* _ENTRIES PROVIDED_:
◆ ◆ ◆ ◆ ◆ ◆ ◆

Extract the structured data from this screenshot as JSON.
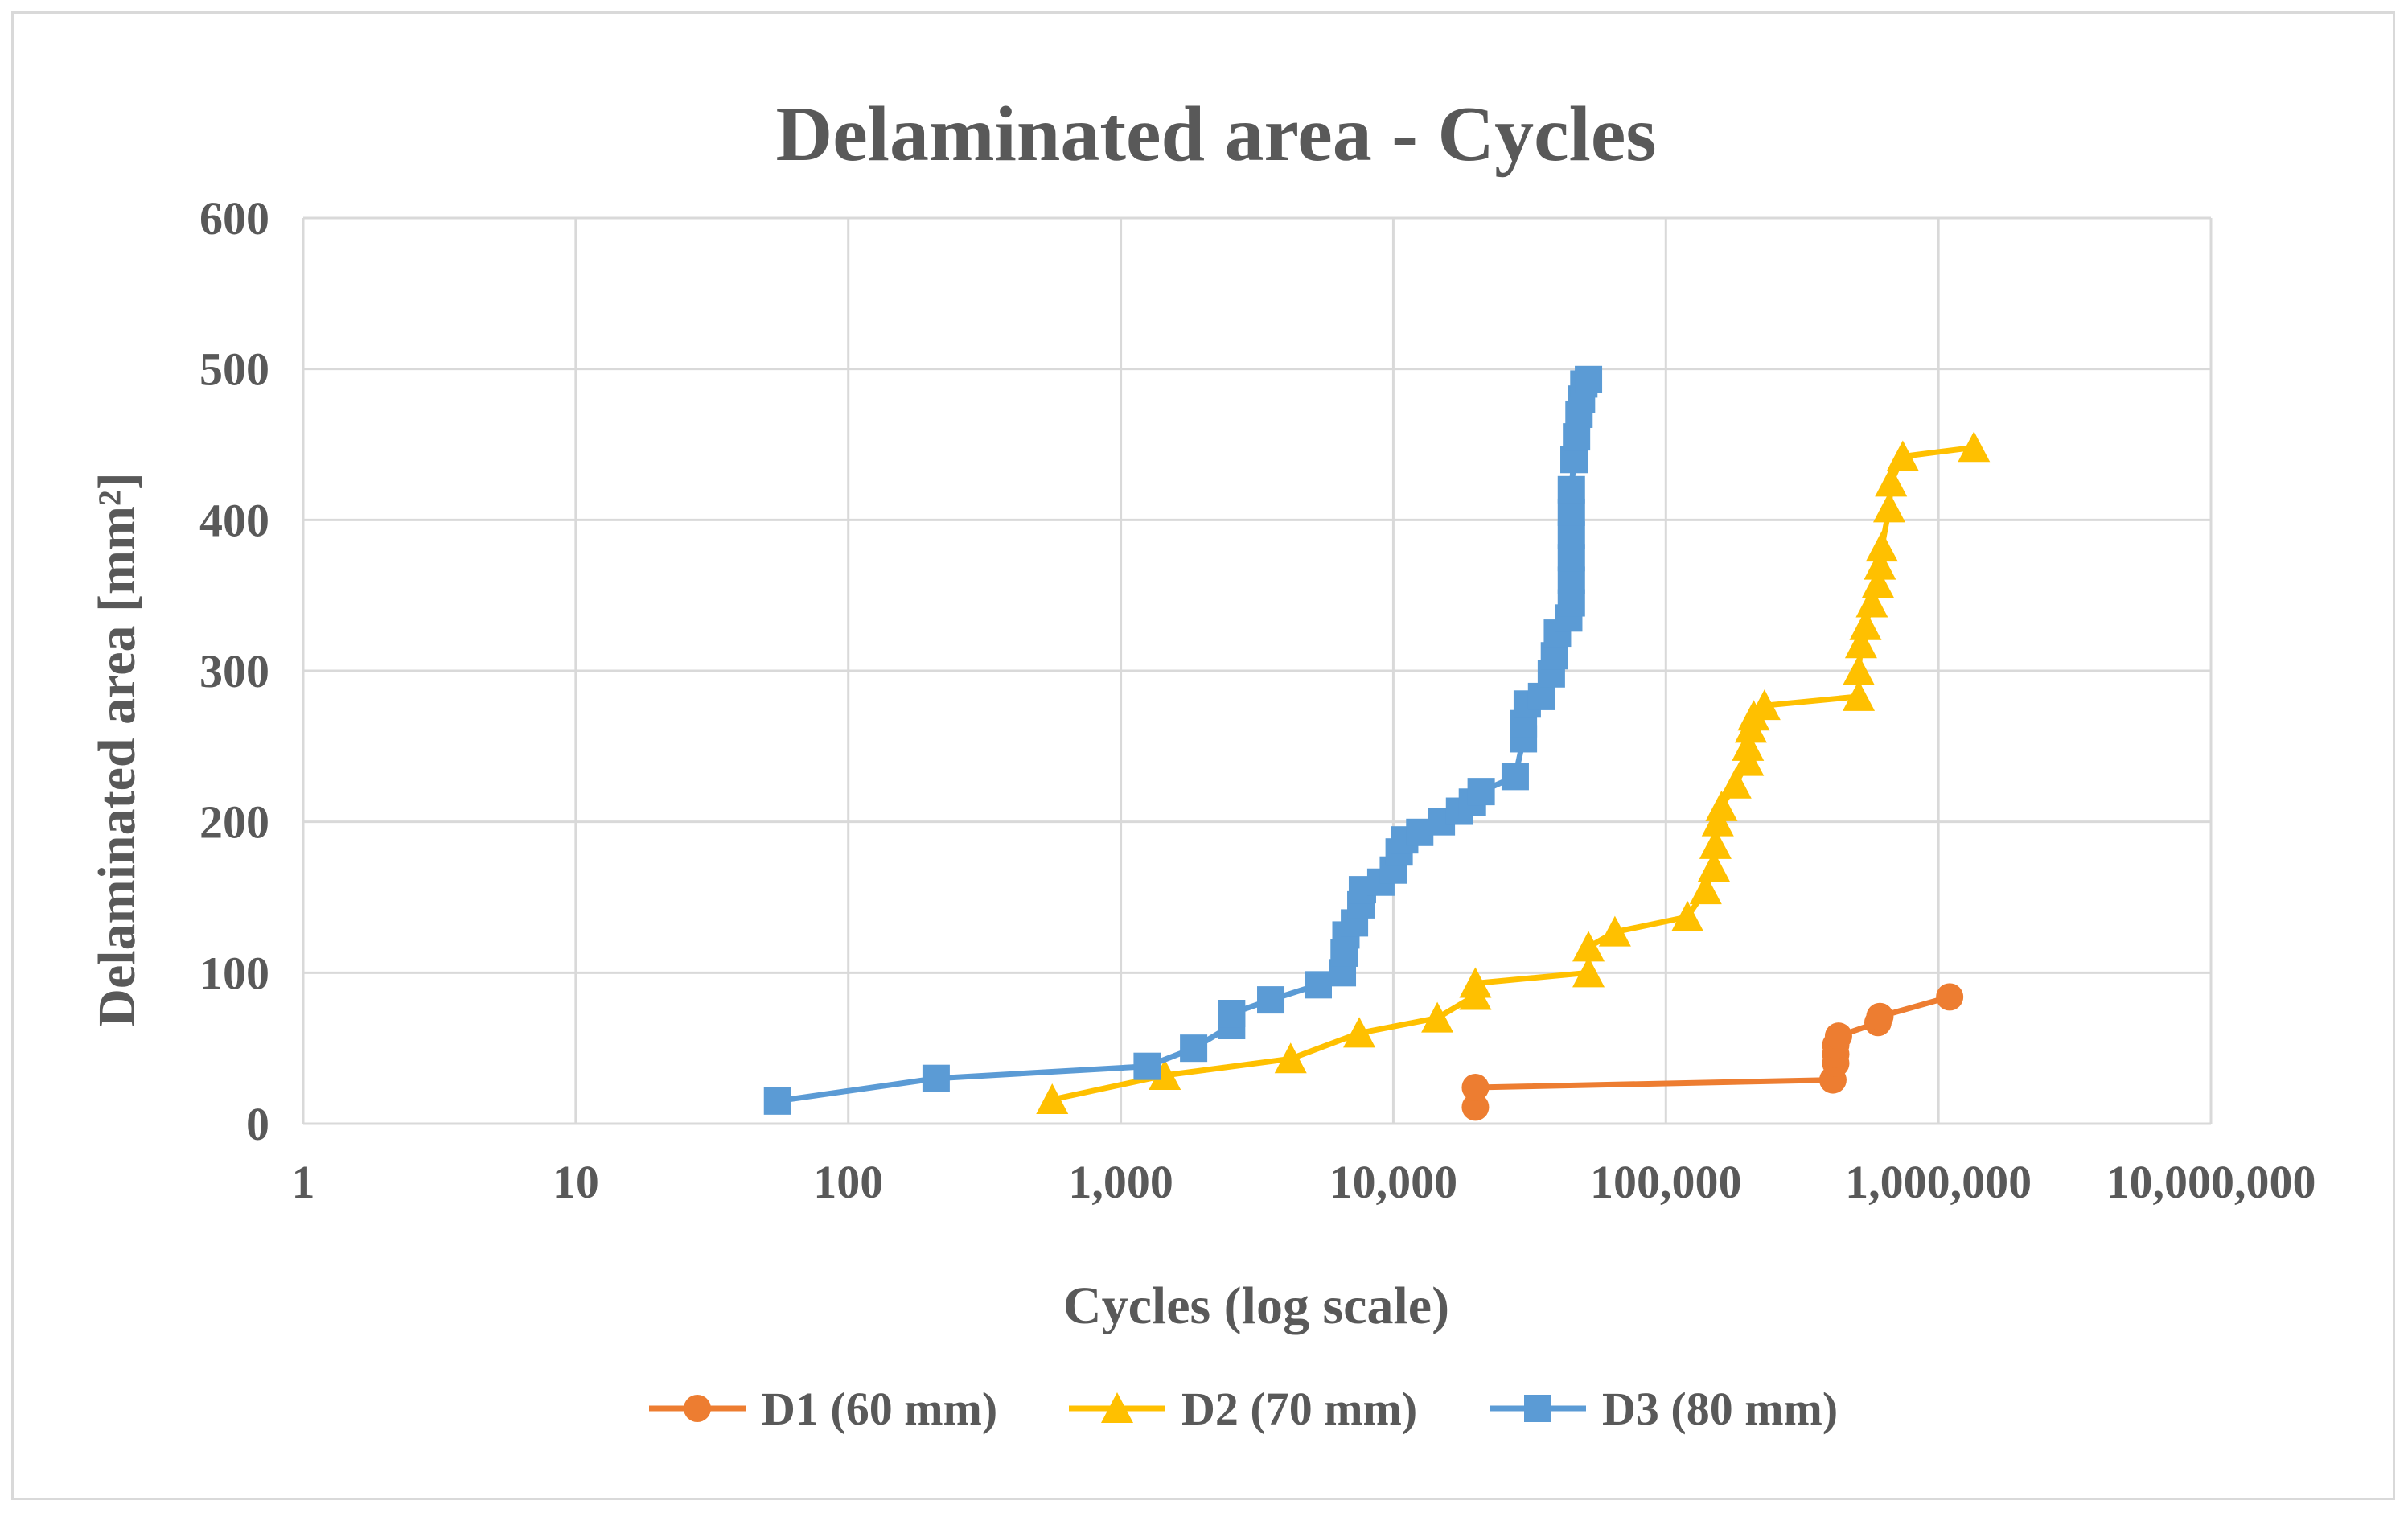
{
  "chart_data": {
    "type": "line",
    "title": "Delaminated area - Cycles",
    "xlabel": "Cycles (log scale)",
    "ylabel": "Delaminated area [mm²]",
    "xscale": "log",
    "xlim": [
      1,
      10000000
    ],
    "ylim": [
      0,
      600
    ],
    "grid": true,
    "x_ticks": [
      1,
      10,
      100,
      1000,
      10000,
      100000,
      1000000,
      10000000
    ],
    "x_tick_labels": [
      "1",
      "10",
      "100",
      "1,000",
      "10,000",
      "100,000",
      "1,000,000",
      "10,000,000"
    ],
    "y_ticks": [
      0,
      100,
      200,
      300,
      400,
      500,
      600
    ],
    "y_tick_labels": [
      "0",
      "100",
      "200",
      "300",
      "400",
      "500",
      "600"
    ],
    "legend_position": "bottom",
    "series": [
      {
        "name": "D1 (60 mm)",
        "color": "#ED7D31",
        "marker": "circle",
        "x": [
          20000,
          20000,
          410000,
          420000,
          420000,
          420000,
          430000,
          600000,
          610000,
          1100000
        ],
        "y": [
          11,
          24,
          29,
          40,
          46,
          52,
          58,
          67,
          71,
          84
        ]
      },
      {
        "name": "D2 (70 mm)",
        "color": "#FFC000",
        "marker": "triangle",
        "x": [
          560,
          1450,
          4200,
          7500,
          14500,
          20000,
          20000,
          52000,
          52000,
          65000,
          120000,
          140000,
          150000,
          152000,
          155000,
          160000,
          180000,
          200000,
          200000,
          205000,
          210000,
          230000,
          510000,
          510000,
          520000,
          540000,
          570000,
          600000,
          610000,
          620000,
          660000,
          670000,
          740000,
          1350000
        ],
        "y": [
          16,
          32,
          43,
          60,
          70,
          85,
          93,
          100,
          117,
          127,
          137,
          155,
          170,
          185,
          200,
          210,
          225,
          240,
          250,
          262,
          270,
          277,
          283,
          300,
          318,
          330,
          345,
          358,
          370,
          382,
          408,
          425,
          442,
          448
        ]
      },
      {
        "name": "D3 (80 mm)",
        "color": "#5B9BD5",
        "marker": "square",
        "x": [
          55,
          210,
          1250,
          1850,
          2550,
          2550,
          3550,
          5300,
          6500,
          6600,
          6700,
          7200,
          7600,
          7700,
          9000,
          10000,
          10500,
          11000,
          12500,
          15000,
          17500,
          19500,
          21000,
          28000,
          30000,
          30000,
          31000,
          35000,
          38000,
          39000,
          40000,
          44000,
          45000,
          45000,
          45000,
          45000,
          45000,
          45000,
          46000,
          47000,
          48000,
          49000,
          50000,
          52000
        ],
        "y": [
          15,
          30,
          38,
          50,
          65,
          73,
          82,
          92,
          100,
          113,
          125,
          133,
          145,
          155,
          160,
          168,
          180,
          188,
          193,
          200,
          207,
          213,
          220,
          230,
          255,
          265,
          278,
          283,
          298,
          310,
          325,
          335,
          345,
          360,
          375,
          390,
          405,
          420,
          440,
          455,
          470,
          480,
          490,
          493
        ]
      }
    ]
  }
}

◆ ◆ ◆ ◆ ◆ ◆ ◆

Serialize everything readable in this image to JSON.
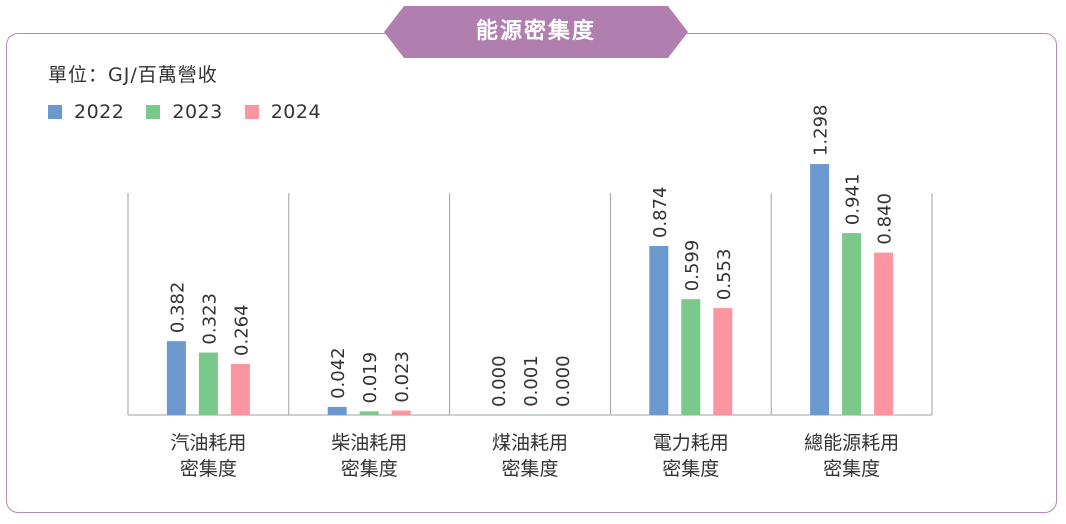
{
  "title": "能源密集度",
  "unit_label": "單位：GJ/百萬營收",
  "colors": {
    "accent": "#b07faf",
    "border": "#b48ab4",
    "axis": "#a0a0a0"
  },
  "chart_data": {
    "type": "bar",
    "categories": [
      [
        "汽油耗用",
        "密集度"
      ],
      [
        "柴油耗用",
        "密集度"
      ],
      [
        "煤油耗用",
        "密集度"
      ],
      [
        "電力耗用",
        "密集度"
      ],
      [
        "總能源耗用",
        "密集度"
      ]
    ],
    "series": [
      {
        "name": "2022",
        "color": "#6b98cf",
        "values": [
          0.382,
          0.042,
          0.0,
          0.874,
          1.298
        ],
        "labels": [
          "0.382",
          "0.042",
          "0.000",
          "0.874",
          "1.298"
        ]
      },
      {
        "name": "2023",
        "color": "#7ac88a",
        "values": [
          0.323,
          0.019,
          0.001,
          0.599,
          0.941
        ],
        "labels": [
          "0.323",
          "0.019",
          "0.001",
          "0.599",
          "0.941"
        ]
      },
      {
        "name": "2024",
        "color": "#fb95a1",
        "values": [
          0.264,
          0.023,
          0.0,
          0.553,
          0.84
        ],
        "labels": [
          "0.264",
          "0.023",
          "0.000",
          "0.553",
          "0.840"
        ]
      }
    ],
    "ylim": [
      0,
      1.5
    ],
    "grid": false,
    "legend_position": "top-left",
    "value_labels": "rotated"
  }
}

◆ ◆ ◆ ◆ ◆ ◆ ◆

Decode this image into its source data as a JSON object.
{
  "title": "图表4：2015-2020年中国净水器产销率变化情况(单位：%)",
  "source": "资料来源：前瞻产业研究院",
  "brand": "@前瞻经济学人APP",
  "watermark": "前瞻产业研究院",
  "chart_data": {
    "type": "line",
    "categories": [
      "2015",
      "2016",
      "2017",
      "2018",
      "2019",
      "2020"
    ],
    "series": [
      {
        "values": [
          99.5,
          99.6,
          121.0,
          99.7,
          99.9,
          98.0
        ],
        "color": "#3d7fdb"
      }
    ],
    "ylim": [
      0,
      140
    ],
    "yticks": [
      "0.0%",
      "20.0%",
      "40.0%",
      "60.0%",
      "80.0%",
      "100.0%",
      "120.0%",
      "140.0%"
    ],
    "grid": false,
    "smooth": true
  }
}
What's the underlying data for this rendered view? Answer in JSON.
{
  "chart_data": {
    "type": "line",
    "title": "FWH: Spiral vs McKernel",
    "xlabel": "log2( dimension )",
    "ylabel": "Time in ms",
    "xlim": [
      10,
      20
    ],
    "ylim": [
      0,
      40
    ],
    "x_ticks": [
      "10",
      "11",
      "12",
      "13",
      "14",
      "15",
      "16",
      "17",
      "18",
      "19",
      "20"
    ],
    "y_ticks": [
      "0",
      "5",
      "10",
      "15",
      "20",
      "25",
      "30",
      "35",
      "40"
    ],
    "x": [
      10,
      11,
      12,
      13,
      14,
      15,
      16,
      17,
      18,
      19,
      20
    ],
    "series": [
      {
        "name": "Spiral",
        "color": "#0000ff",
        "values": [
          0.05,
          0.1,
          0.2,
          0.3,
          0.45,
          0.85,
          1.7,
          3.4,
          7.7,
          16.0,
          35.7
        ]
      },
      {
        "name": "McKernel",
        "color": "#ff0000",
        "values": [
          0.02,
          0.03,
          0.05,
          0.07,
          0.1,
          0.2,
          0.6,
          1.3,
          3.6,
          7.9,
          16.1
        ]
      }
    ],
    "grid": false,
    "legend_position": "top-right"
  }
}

◆ ◆ ◆ ◆ ◆ ◆ ◆

* _WHAT YOU ARE ASKED TO DO_:
Show all lines from the listing above in which "area" appears.

* _TASK RESULT_:
    "title": "Delaminated area - Cycles",
    "ylabel": "Delaminated area [mm²]",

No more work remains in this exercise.